## Start Dataset records
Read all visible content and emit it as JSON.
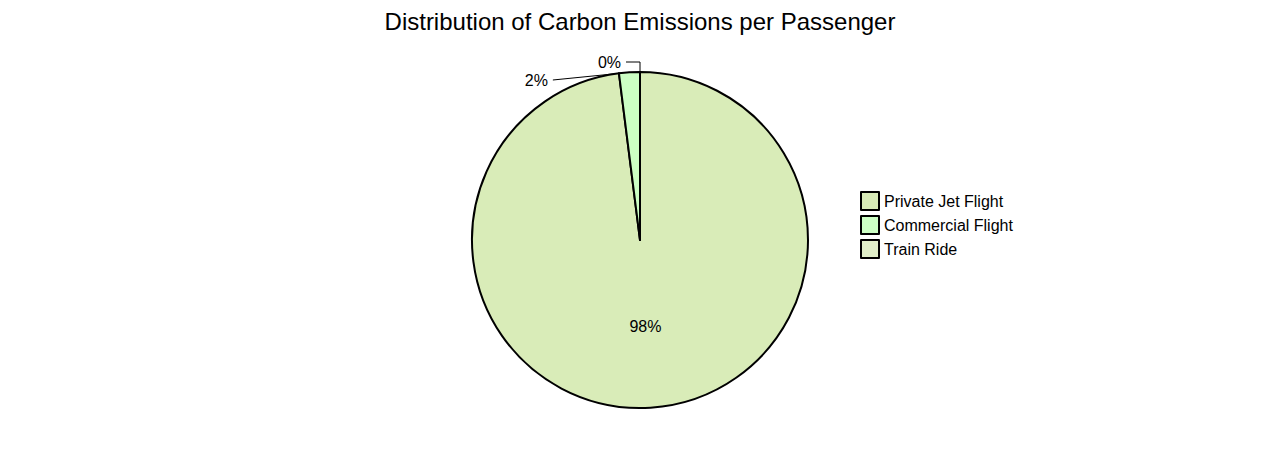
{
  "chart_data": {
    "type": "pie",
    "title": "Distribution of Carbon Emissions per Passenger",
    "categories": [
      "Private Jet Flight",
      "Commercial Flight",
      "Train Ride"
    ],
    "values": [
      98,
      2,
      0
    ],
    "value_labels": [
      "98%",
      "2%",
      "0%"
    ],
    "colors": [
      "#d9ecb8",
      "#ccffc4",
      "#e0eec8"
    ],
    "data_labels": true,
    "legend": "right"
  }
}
## End Dataset records
§ Work required
Report how many lines in the listing include the word "Flight". Give nothing but the count.

§ Answer for this exercise
2